• **Directive**
Read the lines that follow and pick out every one containing the word "color".

• **Excerpt from a dataset**
===

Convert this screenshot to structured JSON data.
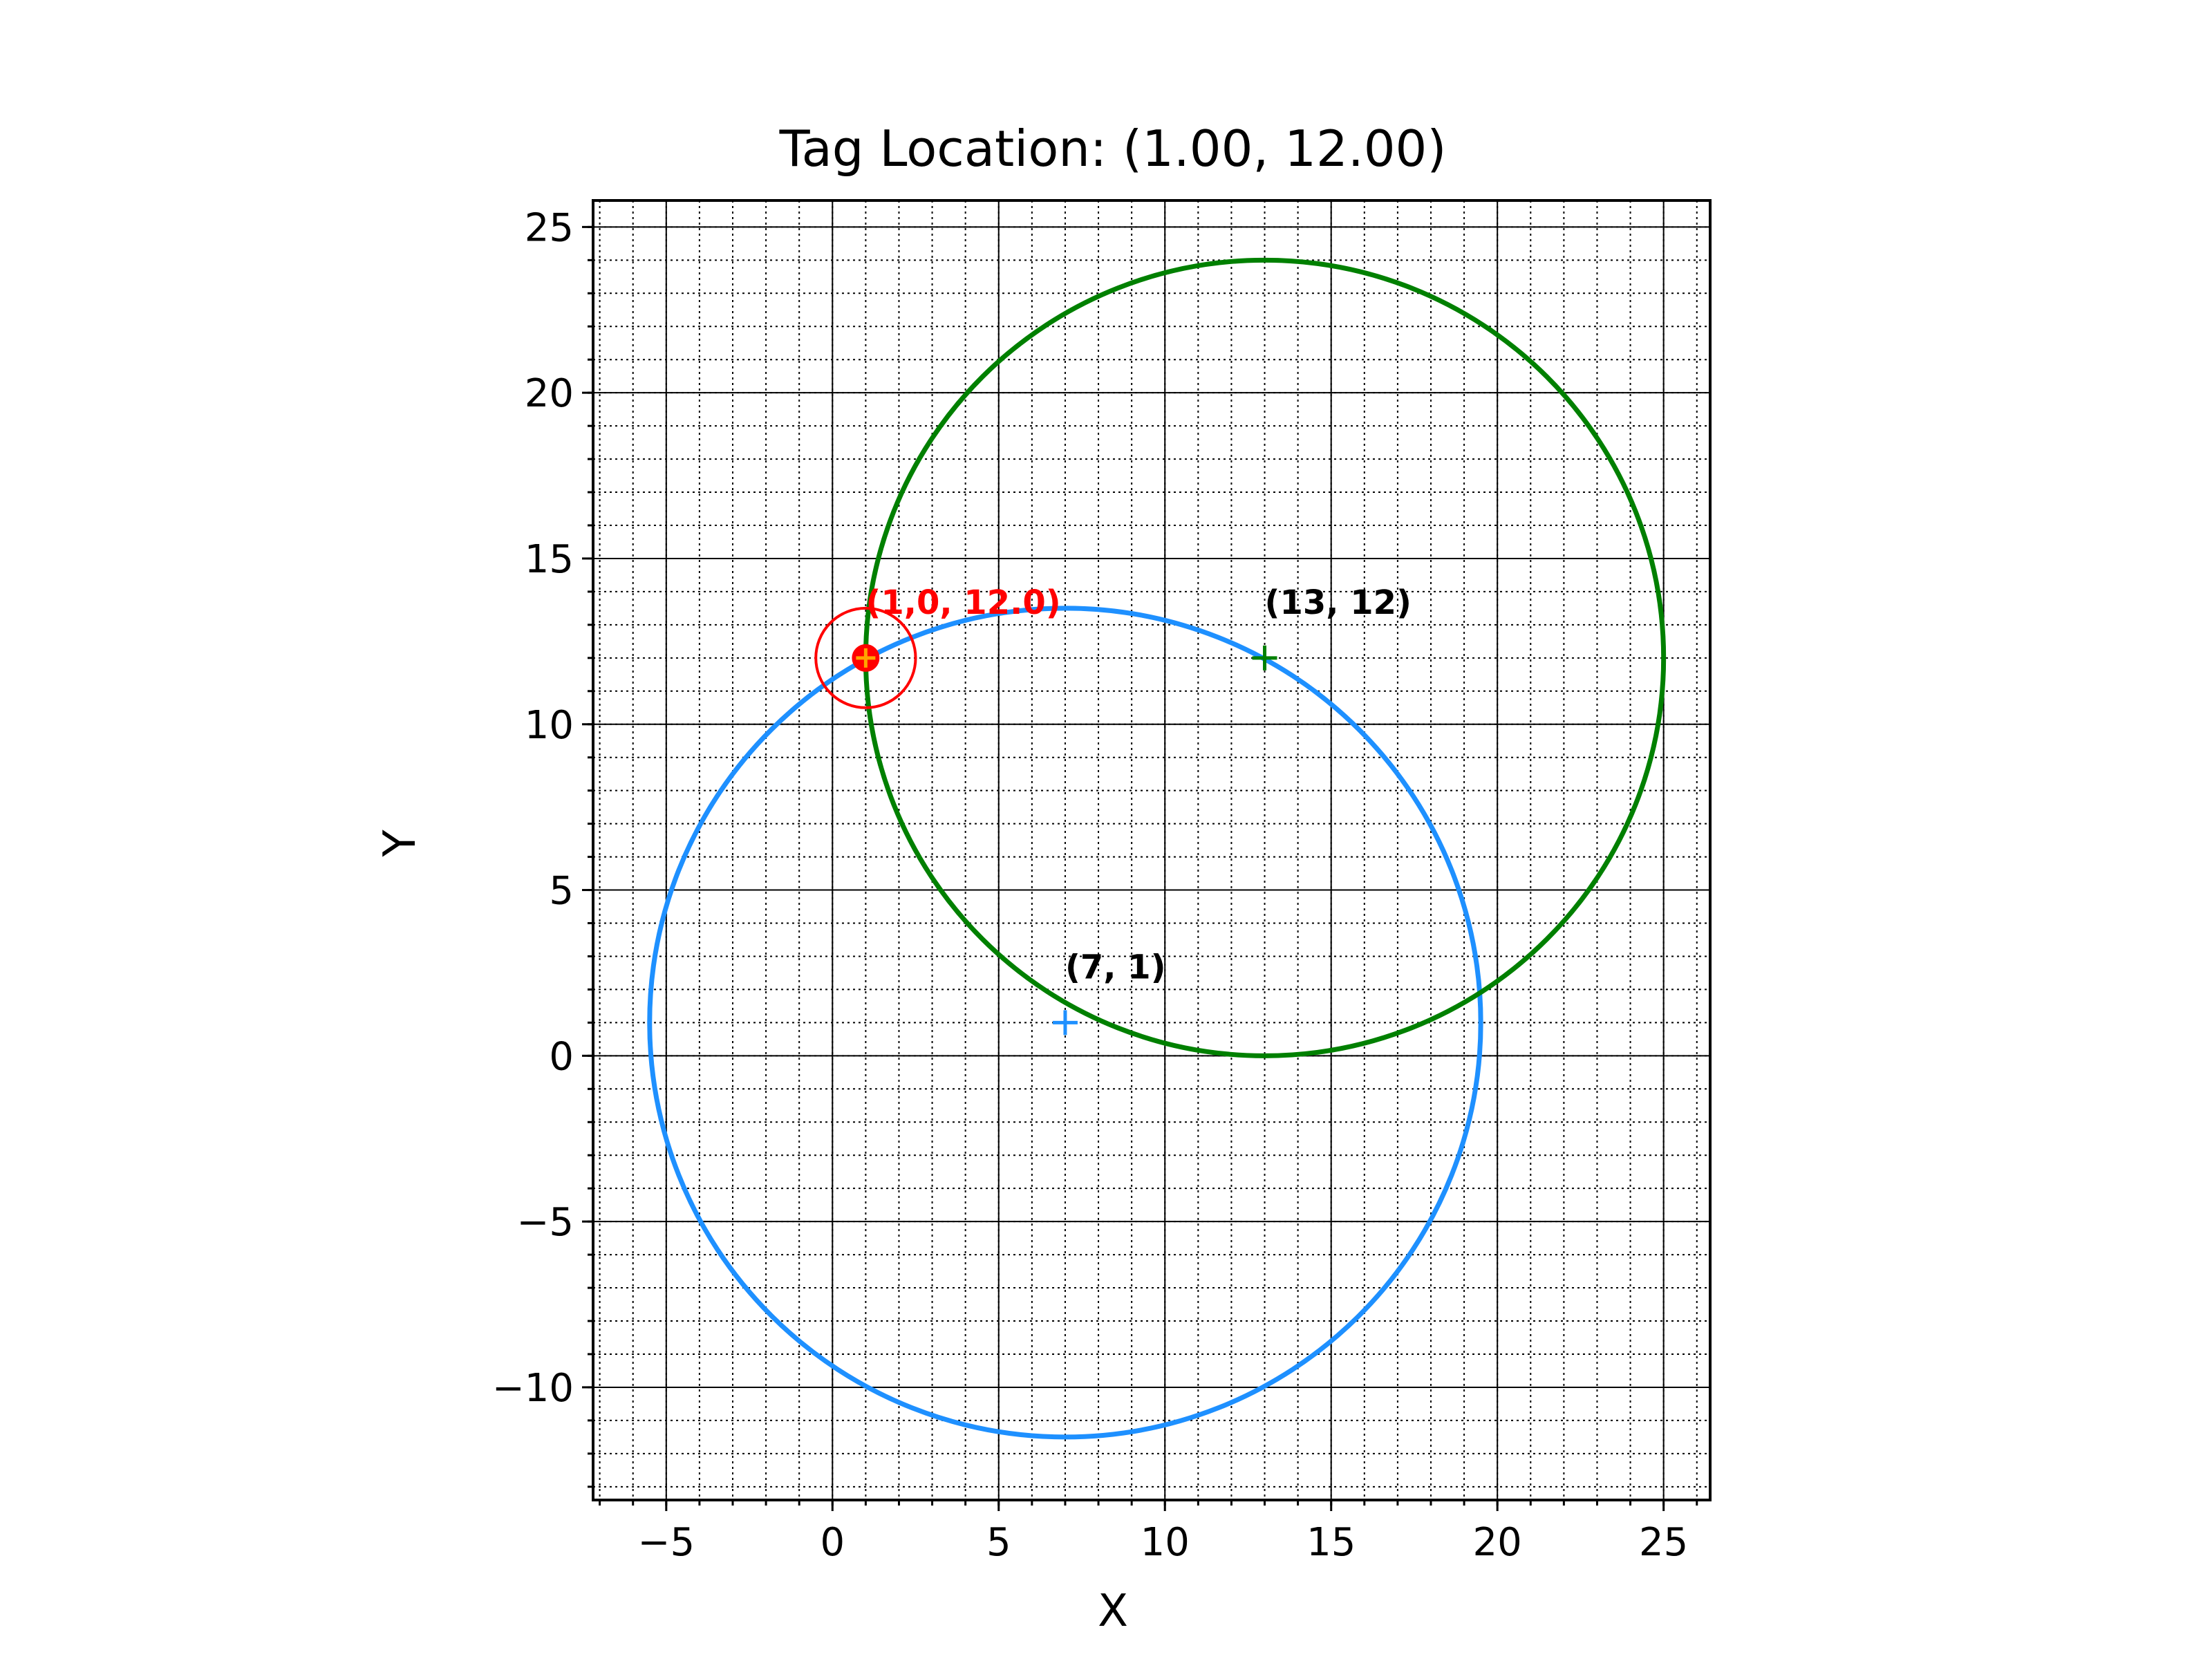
{
  "chart_data": {
    "type": "scatter",
    "title": "Tag Location: (1.00, 12.00)",
    "xlabel": "X",
    "ylabel": "Y",
    "xlim": [
      -7.2,
      26.4
    ],
    "ylim": [
      -13.4,
      25.8
    ],
    "xticks": [
      -5,
      0,
      5,
      10,
      15,
      20,
      25
    ],
    "yticks": [
      -10,
      -5,
      0,
      5,
      10,
      15,
      20,
      25
    ],
    "xtick_labels": [
      "−5",
      "0",
      "5",
      "10",
      "15",
      "20",
      "25"
    ],
    "ytick_labels": [
      "−10",
      "−5",
      "0",
      "5",
      "10",
      "15",
      "20",
      "25"
    ],
    "grid": {
      "major": true,
      "minor": true,
      "minor_step": 1
    },
    "anchors": [
      {
        "label": "(7, 1)",
        "x": 7,
        "y": 1,
        "range": 12.5,
        "color": "#1e90ff"
      },
      {
        "label": "(13, 12)",
        "x": 13,
        "y": 12,
        "range": 12.0,
        "color": "#008000"
      }
    ],
    "tag": {
      "x": 1.0,
      "y": 12.0,
      "label": "(1,0, 12.0)",
      "error_radius": 1.5,
      "color": "#ff0000",
      "marker_fill": "#ffa500"
    }
  }
}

===

• **Correct response**
        "color": "#1e90ff"
        "color": "#008000"
      "color": "#ff0000",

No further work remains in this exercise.